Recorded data
□ □ □ □

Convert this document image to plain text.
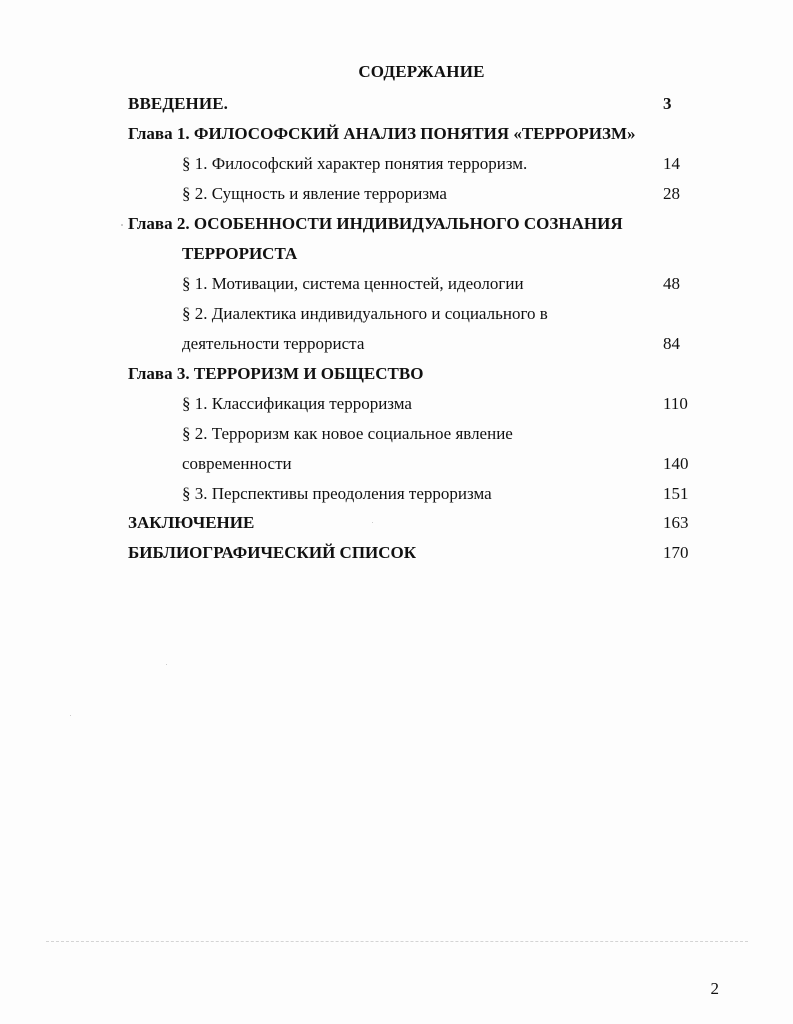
СОДЕРЖАНИЕ
ВВЕДЕНИЕ.	3
Глава 1. ФИЛОСОФСКИЙ АНАЛИЗ ПОНЯТИЯ «ТЕРРОРИЗМ»
§ 1. Философский характер понятия терроризм.	14
§ 2. Сущность и явление терроризма	28
Глава 2. ОСОБЕННОСТИ ИНДИВИДУАЛЬНОГО СОЗНАНИЯ
ТЕРРОРИСТА
§ 1. Мотивации, система ценностей, идеологии	48
§ 2. Диалектика индивидуального и социального в
деятельности террориста	84
Глава 3. ТЕРРОРИЗМ И ОБЩЕСТВО
§ 1. Классификация терроризма	110
§ 2. Терроризм как новое социальное явление
современности	140
§ 3. Перспективы преодоления терроризма	151
ЗАКЛЮЧЕНИЕ	163
БИБЛИОГРАФИЧЕСКИЙ СПИСОК	170
2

□ □ □ □

• Objective: Look over the listing above. Pick out and copy every line that includes "терроризма".

• Exercise answer:
§ 2. Сущность и явление терроризма	28
§ 1. Классификация терроризма	110
§ 3. Перспективы преодоления терроризма	151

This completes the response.